Problem requirements:
Restate the records in their entirety, word for word.

Information given:

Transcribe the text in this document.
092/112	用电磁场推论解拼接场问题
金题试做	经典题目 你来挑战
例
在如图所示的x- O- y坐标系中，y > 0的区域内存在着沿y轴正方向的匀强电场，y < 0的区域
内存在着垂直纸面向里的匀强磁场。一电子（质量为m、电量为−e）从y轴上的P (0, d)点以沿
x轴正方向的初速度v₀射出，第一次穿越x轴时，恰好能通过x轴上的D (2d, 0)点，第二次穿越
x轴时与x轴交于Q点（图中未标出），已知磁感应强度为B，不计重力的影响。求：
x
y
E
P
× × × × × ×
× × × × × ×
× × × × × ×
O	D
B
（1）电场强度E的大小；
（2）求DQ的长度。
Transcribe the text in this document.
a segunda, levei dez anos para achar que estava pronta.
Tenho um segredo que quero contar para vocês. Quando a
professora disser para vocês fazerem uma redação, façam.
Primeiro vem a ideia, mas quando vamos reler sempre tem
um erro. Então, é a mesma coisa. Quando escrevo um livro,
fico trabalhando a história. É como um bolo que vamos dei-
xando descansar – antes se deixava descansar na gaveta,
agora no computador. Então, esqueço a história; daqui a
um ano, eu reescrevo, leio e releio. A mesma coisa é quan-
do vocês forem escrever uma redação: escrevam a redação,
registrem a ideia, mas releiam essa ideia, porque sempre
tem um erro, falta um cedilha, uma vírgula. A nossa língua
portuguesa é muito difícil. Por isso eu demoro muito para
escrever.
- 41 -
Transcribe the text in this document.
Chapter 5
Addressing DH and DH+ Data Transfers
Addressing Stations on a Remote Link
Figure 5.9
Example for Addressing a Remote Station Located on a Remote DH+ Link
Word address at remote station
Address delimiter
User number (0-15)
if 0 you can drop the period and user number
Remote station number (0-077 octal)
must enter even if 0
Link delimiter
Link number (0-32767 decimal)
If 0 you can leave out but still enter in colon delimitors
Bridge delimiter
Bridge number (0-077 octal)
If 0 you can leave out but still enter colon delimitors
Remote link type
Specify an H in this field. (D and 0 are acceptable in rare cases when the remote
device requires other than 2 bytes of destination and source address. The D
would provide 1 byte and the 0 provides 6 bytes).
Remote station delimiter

Task result:
Transcribe the text in this document.
092/112	用电磁场推论解拼接场问题
金题试做	经典题目 你来挑战
例
在如图所示的x- O- y坐标系中，y > 0的区域内存在着沿y轴正方向的匀强电场，y < 0的区域
内存在着垂直纸面向里的匀强磁场。一电子（质量为m、电量为−e）从y轴上的P (0, d)点以沿
x轴正方向的初速度v₀射出，第一次穿越x轴时，恰好能通过x轴上的D (2d, 0)点，第二次穿越
x轴时与x轴交于Q点（图中未标出），已知磁感应强度为B，不计重力的影响。求：
x
y
E
P
× × × × × ×
× × × × × ×
× × × × × ×
O	D
B
（1）电场强度E的大小；
（2）求DQ的长度。
Transcribe the text in this document.
a segunda, levei dez anos para achar que estava pronta.
Tenho um segredo que quero contar para vocês. Quando a
professora disser para vocês fazerem uma redação, façam.
Primeiro vem a ideia, mas quando vamos reler sempre tem
um erro. Então, é a mesma coisa. Quando escrevo um livro,
fico trabalhando a história. É como um bolo que vamos dei-
xando descansar – antes se deixava descansar na gaveta,
agora no computador. Então, esqueço a história; daqui a
um ano, eu reescrevo, leio e releio. A mesma coisa é quan-
do vocês forem escrever uma redação: escrevam a redação,
registrem a ideia, mas releiam essa ideia, porque sempre
tem um erro, falta um cedilha, uma vírgula. A nossa língua
portuguesa é muito difícil. Por isso eu demoro muito para
escrever.
- 41 -
Transcribe the text in this document.
Chapter 5
Addressing DH and DH+ Data Transfers
Addressing Stations on a Remote Link
Figure 5.9
Example for Addressing a Remote Station Located on a Remote DH+ Link
Word address at remote station
Address delimiter
User number (0-15)
if 0 you can drop the period and user number
Remote station number (0-077 octal)
must enter even if 0
Link delimiter
Link number (0-32767 decimal)
If 0 you can leave out but still enter in colon delimitors
Bridge delimiter
Bridge number (0-077 octal)
If 0 you can leave out but still enter colon delimitors
Remote link type
Specify an H in this field. (D and 0 are acceptable in rare cases when the remote
device requires other than 2 bytes of destination and source address. The D
would provide 1 byte and the 0 provides 6 bytes).
Remote station delimiter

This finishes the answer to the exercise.